## WHAT YOU HAVE TO DO
Leave the pictures out and transcribe every record exactly.
* begin *
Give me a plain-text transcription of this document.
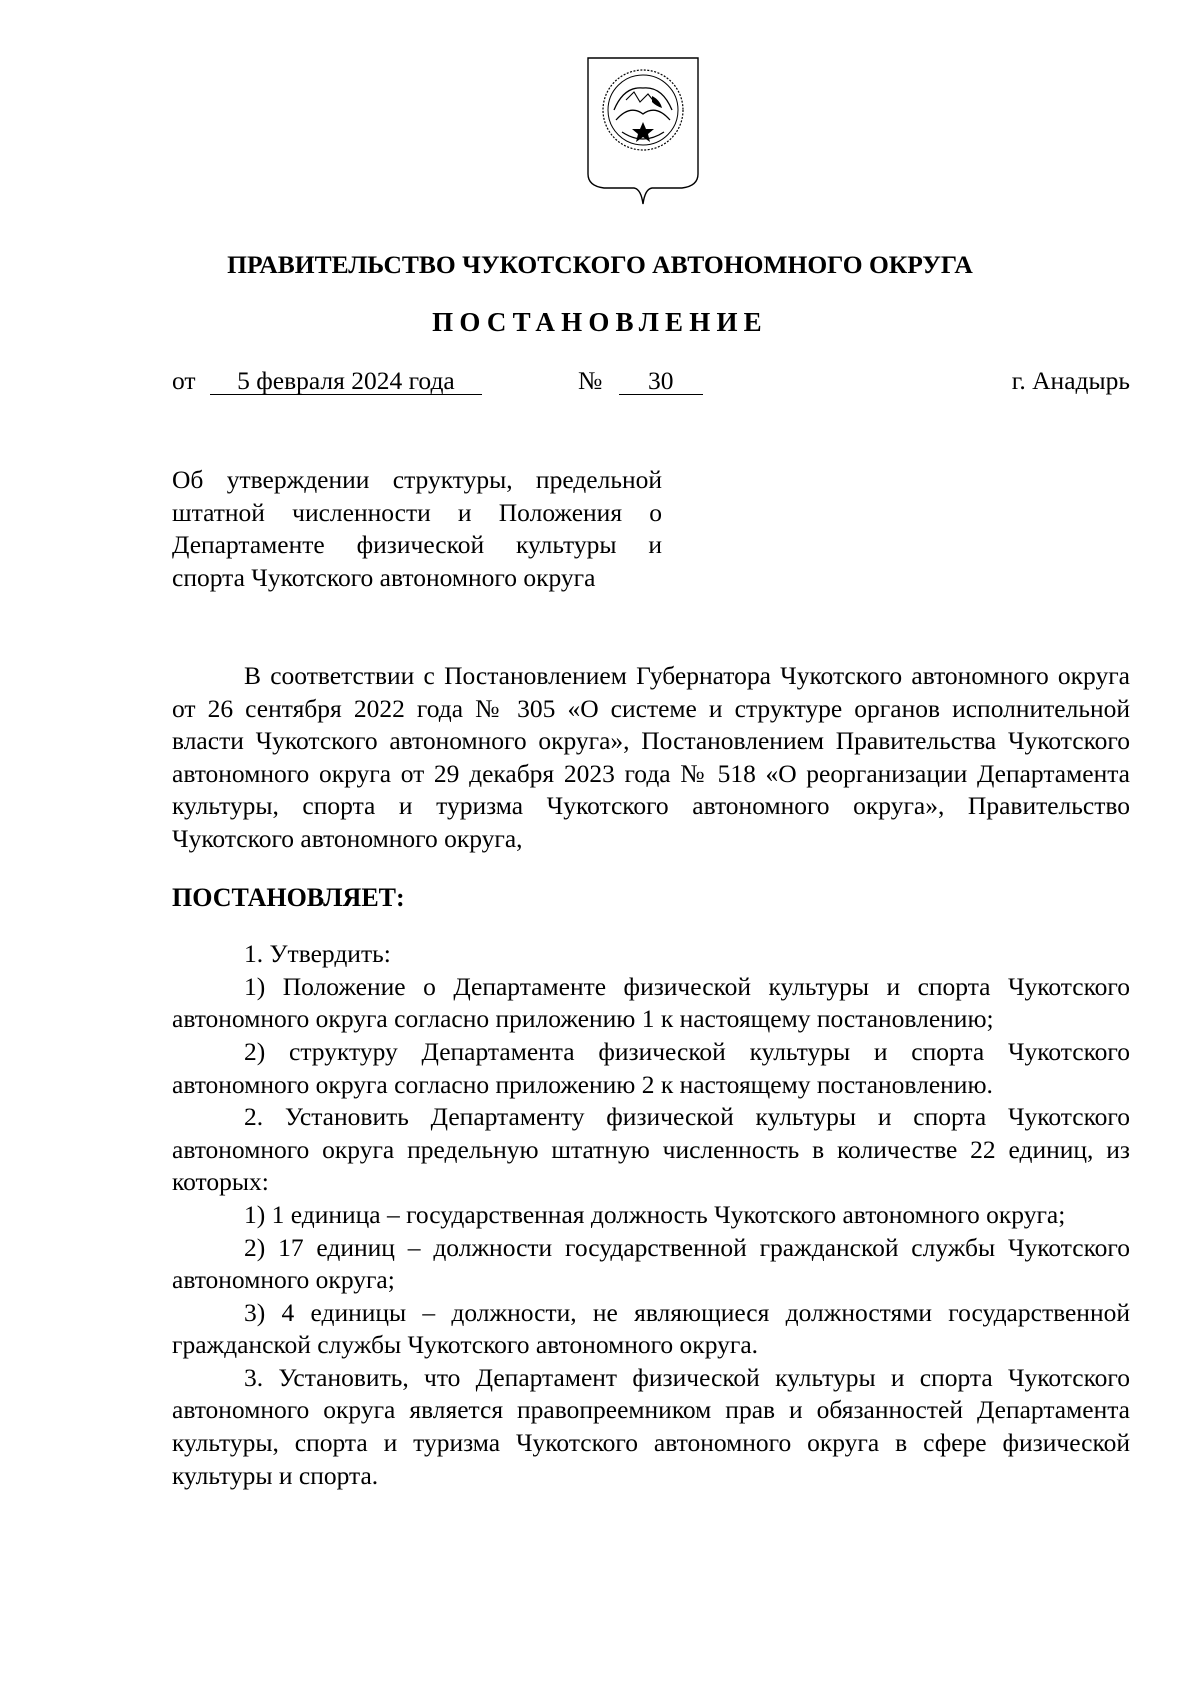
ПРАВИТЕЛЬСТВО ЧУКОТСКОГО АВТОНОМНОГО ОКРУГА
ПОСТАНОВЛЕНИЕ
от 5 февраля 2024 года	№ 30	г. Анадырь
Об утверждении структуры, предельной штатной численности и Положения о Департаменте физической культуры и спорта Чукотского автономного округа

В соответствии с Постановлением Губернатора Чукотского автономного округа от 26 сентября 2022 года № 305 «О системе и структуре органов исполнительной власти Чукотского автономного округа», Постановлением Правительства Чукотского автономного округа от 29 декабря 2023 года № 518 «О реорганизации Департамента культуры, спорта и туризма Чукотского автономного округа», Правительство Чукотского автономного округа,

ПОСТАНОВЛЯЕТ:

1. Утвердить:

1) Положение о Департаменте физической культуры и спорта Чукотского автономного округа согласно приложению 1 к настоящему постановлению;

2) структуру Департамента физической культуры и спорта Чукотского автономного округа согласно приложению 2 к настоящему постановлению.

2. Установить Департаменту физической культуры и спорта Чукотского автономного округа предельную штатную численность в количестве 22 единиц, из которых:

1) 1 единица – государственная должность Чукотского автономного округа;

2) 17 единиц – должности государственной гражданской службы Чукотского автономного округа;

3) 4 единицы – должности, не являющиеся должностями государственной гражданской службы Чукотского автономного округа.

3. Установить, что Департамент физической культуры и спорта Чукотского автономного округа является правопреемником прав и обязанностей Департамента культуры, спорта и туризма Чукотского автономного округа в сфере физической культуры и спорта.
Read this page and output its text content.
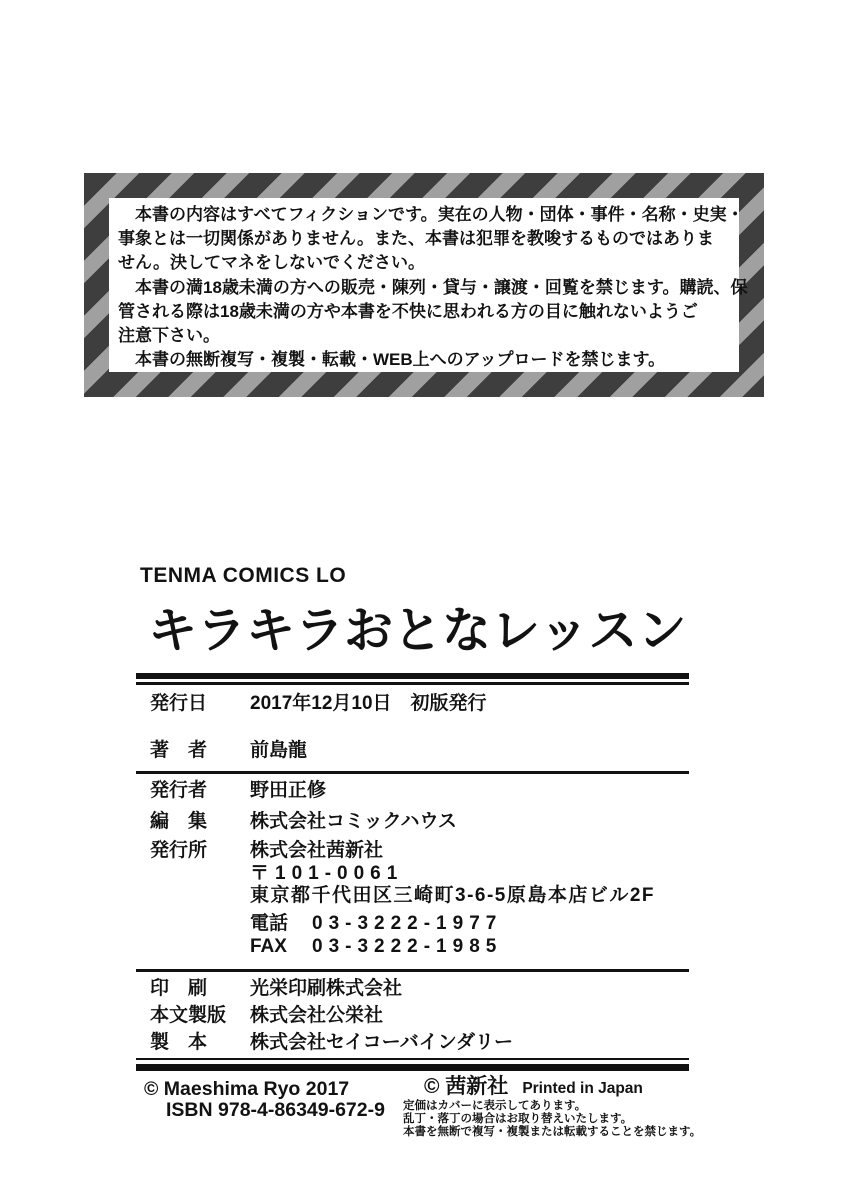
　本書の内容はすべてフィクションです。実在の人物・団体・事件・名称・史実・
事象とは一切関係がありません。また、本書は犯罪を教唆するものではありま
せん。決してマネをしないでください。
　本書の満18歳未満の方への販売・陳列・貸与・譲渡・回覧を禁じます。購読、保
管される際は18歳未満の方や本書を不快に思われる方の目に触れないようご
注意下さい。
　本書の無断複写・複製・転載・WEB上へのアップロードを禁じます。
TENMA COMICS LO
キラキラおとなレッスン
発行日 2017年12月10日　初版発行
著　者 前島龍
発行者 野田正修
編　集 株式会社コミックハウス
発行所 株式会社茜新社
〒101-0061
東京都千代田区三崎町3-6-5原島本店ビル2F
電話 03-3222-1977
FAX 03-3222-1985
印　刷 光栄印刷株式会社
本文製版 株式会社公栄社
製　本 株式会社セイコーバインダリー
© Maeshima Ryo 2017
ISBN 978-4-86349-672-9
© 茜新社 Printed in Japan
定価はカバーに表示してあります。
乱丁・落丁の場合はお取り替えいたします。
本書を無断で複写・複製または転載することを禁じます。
* end *
## RESPONSE BELOW
Give me a plain-text transcription of this document.
ПРАВИТЕЛЬСТВО ЧУКОТСКОГО АВТОНОМНОГО ОКРУГА
ПОСТАНОВЛЕНИЕ
от 5 февраля 2024 года	№ 30	г. Анадырь
Об утверждении структуры, предельной штатной численности и Положения о Департаменте физической культуры и спорта Чукотского автономного округа

В соответствии с Постановлением Губернатора Чукотского автономного округа от 26 сентября 2022 года № 305 «О системе и структуре органов исполнительной власти Чукотского автономного округа», Постановлением Правительства Чукотского автономного округа от 29 декабря 2023 года № 518 «О реорганизации Департамента культуры, спорта и туризма Чукотского автономного округа», Правительство Чукотского автономного округа,

ПОСТАНОВЛЯЕТ:

1. Утвердить:

1) Положение о Департаменте физической культуры и спорта Чукотского автономного округа согласно приложению 1 к настоящему постановлению;

2) структуру Департамента физической культуры и спорта Чукотского автономного округа согласно приложению 2 к настоящему постановлению.

2. Установить Департаменту физической культуры и спорта Чукотского автономного округа предельную штатную численность в количестве 22 единиц, из которых:

1) 1 единица – государственная должность Чукотского автономного округа;

2) 17 единиц – должности государственной гражданской службы Чукотского автономного округа;

3) 4 единицы – должности, не являющиеся должностями государственной гражданской службы Чукотского автономного округа.

3. Установить, что Департамент физической культуры и спорта Чукотского автономного округа является правопреемником прав и обязанностей Департамента культуры, спорта и туризма Чукотского автономного округа в сфере физической культуры и спорта.
Read this page and output its text content.
　本書の内容はすべてフィクションです。実在の人物・団体・事件・名称・史実・
事象とは一切関係がありません。また、本書は犯罪を教唆するものではありま
せん。決してマネをしないでください。
　本書の満18歳未満の方への販売・陳列・貸与・譲渡・回覧を禁じます。購読、保
管される際は18歳未満の方や本書を不快に思われる方の目に触れないようご
注意下さい。
　本書の無断複写・複製・転載・WEB上へのアップロードを禁じます。
TENMA COMICS LO
キラキラおとなレッスン
発行日 2017年12月10日　初版発行
著　者 前島龍
発行者 野田正修
編　集 株式会社コミックハウス
発行所 株式会社茜新社
〒101-0061
東京都千代田区三崎町3-6-5原島本店ビル2F
電話 03-3222-1977
FAX 03-3222-1985
印　刷 光栄印刷株式会社
本文製版 株式会社公栄社
製　本 株式会社セイコーバインダリー
© Maeshima Ryo 2017
ISBN 978-4-86349-672-9
© 茜新社 Printed in Japan
定価はカバーに表示してあります。
乱丁・落丁の場合はお取り替えいたします。
本書を無断で複写・複製または転載することを禁じます。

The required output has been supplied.